PROMPT: Locate every line that holds the string "Nikol" and copy it.

(Stored data entries)

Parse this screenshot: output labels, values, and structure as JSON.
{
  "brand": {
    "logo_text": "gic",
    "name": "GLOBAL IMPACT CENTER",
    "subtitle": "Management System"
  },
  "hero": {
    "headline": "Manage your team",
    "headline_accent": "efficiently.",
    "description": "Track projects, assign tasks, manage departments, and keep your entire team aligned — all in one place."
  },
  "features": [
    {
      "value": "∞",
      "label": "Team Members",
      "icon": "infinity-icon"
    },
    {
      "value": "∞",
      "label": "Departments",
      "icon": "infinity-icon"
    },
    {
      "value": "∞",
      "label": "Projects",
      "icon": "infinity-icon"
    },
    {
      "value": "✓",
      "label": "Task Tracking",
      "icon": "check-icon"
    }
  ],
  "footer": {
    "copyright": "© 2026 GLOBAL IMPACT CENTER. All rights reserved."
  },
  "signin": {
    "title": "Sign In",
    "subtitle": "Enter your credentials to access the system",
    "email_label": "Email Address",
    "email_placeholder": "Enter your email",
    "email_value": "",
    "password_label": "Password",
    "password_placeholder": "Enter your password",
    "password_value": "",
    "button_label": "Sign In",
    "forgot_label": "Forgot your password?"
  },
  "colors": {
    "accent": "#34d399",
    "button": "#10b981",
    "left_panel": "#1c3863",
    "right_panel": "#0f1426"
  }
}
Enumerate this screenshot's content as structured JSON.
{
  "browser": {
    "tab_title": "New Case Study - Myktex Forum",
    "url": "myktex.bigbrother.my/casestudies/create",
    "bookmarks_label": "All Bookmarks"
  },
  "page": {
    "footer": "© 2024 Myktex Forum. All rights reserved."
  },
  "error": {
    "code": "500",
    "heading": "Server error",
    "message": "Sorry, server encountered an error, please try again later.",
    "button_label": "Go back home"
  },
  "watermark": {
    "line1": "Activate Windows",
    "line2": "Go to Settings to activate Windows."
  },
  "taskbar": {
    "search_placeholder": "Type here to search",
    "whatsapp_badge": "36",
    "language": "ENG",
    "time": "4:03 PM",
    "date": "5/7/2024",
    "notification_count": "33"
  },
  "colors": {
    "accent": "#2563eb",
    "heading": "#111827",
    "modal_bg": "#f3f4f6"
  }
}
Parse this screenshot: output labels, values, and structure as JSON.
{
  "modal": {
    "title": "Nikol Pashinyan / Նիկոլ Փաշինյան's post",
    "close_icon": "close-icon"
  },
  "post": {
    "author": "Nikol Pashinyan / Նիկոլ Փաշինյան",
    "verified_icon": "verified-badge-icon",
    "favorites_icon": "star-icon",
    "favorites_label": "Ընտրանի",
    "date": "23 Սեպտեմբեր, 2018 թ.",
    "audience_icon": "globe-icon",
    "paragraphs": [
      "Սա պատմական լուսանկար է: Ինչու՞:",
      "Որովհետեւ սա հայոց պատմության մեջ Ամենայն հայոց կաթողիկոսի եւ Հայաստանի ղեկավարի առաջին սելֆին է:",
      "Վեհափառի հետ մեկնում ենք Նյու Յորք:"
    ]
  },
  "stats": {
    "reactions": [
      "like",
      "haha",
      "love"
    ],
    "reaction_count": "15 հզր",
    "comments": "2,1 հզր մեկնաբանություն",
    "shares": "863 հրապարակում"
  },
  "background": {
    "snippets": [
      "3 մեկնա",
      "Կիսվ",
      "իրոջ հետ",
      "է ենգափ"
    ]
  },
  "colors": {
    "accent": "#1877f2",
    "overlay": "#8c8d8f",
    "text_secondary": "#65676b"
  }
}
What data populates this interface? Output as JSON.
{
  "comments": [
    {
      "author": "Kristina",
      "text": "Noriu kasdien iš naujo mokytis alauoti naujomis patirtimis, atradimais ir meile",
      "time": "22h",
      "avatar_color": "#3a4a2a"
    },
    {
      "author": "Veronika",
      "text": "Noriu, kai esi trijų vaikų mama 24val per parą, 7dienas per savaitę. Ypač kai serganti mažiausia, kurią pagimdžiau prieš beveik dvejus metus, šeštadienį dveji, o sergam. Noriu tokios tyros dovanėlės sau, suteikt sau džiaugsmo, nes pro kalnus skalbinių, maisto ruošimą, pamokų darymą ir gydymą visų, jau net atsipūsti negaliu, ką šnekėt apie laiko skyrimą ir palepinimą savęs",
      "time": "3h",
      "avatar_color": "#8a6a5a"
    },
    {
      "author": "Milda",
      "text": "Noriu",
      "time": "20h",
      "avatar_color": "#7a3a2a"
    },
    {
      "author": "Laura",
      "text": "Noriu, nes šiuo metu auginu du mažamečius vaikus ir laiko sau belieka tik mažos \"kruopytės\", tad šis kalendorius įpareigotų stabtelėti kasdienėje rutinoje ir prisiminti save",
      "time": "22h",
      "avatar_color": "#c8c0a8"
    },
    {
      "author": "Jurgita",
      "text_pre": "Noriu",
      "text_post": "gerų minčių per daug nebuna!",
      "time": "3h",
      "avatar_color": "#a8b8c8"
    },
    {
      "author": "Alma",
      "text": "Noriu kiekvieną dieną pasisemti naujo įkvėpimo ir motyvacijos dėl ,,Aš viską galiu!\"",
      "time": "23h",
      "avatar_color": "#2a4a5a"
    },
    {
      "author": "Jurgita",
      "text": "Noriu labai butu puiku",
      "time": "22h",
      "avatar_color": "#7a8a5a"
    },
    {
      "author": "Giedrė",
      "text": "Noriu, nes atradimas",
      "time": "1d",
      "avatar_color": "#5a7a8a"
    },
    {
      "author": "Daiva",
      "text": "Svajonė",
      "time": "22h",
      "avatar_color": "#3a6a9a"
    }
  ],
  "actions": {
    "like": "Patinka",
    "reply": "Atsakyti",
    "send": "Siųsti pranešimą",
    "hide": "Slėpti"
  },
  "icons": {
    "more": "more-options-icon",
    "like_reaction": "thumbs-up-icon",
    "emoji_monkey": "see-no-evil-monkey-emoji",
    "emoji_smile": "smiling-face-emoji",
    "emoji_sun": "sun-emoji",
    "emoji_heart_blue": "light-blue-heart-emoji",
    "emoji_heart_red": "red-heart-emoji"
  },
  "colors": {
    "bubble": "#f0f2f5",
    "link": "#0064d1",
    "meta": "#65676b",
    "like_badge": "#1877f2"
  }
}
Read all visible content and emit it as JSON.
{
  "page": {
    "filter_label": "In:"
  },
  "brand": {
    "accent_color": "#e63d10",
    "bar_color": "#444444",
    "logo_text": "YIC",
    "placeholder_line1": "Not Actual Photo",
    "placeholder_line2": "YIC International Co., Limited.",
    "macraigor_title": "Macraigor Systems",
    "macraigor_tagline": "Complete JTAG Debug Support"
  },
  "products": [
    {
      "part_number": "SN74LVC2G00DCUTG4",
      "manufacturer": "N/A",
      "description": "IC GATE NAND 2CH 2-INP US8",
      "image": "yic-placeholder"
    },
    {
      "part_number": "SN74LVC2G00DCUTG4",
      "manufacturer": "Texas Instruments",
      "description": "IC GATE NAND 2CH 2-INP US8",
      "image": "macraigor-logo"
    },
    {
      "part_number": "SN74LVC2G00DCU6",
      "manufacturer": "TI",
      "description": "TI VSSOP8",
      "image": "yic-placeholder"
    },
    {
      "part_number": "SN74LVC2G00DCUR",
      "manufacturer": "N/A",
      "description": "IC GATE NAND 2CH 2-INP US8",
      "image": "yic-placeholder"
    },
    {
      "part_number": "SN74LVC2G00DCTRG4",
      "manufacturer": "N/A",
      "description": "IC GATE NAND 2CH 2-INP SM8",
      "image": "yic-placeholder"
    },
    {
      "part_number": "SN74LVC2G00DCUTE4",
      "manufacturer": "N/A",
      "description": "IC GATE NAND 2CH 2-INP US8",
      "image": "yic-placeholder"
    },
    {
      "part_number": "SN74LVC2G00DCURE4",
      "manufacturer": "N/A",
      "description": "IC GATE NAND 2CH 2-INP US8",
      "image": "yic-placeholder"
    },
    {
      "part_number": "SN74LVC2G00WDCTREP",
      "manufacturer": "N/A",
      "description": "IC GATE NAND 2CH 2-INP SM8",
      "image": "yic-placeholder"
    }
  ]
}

CORRECT RESPONSE:
    "title": "Nikol Pashinyan / Նիկոլ Փաշինյան's post",
    "author": "Nikol Pashinyan / Նիկոլ Փաշինյան",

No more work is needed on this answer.